TO BE DONE
List each line of the data that holds the string "name", please.

STORED ROWS
======
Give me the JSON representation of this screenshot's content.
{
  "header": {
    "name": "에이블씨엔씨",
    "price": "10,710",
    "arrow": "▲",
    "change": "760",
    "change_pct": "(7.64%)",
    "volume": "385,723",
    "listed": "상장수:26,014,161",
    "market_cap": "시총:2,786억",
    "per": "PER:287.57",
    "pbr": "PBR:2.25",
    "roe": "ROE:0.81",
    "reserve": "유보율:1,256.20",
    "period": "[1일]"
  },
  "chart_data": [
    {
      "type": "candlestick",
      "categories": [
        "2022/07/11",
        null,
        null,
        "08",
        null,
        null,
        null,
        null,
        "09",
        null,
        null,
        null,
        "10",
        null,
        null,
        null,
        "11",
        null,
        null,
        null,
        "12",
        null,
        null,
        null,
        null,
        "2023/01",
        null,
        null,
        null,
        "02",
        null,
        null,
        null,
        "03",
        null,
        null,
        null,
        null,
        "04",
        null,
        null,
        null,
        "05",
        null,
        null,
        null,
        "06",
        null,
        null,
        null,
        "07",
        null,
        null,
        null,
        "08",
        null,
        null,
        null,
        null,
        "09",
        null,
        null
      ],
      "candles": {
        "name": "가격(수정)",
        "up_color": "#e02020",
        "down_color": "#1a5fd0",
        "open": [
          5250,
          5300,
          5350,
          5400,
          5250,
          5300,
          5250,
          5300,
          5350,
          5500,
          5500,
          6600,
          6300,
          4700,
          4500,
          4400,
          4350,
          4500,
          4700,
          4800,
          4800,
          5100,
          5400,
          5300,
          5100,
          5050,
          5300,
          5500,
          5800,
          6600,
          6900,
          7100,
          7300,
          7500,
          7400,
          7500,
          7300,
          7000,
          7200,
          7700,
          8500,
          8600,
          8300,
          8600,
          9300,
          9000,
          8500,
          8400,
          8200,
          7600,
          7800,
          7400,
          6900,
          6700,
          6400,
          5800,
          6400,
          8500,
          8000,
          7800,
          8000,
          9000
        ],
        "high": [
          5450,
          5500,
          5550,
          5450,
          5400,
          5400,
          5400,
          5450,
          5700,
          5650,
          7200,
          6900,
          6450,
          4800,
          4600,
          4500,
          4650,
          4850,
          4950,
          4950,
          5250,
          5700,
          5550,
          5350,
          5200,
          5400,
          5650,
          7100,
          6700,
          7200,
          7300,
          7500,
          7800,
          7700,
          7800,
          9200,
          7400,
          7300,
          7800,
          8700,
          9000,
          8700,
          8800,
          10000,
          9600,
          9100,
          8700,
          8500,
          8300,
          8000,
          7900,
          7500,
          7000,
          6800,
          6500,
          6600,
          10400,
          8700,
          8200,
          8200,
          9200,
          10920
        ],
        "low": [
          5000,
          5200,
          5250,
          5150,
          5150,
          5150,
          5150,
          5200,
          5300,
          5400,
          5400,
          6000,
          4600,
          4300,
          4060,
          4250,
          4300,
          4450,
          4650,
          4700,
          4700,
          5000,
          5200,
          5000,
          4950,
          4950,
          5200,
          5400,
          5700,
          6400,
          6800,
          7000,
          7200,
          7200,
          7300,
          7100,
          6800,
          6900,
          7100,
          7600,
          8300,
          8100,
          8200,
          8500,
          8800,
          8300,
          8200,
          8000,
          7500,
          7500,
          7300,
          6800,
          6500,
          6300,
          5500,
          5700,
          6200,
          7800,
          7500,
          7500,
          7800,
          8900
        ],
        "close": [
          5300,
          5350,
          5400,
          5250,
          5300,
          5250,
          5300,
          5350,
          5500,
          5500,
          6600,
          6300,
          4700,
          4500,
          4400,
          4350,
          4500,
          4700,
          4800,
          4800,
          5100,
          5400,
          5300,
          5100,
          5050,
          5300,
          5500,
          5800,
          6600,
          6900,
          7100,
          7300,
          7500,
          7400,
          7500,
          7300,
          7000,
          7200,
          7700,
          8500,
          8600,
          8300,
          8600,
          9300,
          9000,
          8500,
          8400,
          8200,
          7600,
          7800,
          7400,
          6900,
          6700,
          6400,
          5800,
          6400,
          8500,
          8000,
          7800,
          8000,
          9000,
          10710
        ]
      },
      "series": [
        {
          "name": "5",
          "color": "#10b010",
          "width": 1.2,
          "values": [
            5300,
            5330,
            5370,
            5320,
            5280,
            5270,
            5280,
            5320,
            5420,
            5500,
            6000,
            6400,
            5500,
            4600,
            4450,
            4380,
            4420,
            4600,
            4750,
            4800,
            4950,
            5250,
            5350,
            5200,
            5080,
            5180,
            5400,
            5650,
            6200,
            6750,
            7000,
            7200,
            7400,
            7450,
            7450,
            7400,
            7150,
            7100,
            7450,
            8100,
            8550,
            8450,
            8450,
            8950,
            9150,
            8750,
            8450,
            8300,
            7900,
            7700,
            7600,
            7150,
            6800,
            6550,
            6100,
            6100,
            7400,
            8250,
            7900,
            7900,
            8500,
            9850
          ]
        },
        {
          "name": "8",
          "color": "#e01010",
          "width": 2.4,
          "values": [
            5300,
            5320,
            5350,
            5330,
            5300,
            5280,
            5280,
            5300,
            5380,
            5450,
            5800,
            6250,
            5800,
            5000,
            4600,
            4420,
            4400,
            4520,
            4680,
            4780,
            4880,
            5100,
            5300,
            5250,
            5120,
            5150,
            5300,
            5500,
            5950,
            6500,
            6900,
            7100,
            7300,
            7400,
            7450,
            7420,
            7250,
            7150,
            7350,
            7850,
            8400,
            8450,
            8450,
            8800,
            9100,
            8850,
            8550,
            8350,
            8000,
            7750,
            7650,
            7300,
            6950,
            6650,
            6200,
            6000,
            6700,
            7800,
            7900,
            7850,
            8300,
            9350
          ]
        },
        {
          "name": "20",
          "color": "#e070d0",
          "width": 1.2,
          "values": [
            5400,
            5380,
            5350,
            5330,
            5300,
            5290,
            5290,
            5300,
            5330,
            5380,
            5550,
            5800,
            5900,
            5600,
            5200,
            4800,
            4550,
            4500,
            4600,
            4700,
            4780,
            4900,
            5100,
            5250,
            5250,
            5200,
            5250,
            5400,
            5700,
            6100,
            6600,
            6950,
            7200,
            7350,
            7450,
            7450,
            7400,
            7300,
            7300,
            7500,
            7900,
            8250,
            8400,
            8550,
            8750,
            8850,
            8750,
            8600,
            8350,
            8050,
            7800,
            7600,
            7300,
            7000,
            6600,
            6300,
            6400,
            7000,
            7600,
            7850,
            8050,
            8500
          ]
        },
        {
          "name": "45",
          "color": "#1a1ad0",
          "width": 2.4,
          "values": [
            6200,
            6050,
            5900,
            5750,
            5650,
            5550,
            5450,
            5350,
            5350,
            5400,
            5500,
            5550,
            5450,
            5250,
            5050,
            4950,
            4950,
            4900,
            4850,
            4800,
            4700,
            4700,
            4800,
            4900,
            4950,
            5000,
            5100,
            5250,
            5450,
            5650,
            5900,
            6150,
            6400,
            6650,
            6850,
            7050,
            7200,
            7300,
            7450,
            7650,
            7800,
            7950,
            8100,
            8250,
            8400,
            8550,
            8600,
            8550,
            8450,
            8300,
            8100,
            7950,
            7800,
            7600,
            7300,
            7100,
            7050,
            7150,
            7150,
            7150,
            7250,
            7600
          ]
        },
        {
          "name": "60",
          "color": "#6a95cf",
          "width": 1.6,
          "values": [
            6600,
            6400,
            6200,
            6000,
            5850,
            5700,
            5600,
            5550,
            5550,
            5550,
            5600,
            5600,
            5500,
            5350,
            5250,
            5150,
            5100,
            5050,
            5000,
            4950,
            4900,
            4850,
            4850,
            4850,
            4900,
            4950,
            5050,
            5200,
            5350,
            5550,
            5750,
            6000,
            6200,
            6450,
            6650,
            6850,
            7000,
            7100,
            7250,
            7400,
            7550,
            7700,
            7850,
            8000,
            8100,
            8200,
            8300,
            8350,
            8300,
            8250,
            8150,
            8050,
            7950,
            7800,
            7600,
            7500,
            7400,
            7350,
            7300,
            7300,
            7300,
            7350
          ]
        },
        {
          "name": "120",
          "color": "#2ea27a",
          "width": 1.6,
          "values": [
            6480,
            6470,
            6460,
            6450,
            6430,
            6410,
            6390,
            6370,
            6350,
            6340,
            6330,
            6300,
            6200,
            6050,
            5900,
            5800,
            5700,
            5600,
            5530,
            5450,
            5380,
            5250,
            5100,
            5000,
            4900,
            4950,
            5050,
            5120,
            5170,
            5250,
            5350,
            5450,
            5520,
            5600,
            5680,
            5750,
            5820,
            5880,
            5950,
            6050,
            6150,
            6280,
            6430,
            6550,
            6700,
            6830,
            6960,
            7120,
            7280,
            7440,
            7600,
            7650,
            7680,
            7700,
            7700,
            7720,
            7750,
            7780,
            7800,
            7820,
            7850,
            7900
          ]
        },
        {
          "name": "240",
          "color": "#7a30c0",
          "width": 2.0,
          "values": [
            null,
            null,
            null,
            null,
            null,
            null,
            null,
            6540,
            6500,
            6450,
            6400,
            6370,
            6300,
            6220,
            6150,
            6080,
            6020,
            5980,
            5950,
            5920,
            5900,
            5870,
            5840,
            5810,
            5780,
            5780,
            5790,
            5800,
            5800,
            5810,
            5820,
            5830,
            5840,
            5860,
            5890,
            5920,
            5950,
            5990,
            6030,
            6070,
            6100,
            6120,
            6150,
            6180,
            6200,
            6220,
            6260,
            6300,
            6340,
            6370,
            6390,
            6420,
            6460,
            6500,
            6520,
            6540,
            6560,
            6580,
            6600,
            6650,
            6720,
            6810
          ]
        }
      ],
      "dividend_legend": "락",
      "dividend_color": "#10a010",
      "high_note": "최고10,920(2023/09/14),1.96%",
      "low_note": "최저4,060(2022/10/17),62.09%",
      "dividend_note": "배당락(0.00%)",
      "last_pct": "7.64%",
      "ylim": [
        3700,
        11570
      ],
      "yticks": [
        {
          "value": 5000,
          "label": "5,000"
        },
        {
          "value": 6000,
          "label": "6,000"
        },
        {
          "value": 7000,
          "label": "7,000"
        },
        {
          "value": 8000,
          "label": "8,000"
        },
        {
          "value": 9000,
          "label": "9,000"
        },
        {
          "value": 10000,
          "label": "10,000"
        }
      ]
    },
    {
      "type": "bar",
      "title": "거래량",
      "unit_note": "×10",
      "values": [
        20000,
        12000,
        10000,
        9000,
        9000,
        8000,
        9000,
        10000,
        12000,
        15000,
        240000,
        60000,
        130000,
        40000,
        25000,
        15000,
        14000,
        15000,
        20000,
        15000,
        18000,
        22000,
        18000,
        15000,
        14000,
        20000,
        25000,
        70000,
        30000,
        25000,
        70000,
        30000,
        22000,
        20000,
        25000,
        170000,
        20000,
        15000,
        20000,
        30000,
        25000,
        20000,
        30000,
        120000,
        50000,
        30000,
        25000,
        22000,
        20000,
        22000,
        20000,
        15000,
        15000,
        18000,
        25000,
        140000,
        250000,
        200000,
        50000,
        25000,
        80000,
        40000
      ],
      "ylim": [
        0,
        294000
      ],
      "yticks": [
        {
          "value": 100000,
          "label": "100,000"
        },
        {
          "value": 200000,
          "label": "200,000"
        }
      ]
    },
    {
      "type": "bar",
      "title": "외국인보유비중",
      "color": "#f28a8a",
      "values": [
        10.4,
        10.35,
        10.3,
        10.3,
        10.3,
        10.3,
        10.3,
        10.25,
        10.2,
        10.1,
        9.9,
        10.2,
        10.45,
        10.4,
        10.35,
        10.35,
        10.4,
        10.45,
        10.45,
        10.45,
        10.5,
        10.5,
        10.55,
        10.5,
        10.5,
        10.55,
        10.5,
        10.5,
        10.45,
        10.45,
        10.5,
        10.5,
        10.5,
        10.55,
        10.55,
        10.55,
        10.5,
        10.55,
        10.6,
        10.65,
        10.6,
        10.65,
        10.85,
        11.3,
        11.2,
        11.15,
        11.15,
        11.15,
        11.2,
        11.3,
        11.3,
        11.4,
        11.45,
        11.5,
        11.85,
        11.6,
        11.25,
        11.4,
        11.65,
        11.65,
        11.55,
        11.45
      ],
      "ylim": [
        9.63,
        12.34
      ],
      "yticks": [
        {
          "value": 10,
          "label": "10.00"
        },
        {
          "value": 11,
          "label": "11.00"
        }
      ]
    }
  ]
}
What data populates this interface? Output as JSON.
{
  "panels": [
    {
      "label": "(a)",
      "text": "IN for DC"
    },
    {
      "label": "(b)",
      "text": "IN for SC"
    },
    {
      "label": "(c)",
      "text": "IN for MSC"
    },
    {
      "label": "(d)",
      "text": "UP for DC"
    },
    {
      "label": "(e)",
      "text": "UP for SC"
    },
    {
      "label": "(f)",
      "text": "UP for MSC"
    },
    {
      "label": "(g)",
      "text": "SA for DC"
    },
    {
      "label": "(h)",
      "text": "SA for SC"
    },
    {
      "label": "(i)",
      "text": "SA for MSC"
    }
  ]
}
======
SOLUTION
    "name": "에이블씨엔씨",
        "name": "가격(수정)",
          "name": "5",
          "name": "8",
          "name": "20",
          "name": "45",
          "name": "60",
          "name": "120",
          "name": "240",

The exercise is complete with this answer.